The exercise
Examine the material below. Gather every line in which the string "Kriegsende" appears.

Records provided
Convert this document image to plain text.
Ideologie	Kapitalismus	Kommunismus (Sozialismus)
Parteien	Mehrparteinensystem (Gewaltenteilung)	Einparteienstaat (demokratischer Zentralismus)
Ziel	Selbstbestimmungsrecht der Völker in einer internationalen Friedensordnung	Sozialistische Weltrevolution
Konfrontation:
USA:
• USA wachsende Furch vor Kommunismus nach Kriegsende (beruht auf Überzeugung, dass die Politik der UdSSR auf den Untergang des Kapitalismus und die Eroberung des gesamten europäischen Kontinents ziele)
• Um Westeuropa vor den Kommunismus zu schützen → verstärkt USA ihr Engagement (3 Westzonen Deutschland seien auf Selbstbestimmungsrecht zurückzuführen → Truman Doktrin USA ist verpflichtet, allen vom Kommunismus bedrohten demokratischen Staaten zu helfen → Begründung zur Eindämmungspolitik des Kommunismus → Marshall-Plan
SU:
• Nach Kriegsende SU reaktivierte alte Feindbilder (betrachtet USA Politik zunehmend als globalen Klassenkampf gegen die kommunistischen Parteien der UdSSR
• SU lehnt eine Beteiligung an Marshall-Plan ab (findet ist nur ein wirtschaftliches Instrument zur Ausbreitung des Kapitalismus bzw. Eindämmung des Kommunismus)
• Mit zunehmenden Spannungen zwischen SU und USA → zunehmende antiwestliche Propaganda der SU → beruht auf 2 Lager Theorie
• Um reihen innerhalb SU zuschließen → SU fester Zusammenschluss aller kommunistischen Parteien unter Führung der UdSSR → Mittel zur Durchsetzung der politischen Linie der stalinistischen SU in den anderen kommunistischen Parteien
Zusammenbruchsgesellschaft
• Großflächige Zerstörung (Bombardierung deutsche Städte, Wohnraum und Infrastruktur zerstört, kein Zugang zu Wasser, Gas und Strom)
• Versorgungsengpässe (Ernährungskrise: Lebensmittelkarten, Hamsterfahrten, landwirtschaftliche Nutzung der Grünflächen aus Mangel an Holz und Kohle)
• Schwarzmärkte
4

Solution for this task
• USA wachsende Furch vor Kommunismus nach Kriegsende (beruht auf Überzeugung, dass die Politik der UdSSR auf den Untergang des Kapitalismus und die Eroberung des gesamten europäischen Kontinents ziele)
• Nach Kriegsende SU reaktivierte alte Feindbilder (betrachtet USA Politik zunehmend als globalen Klassenkampf gegen die kommunistischen Parteien der UdSSR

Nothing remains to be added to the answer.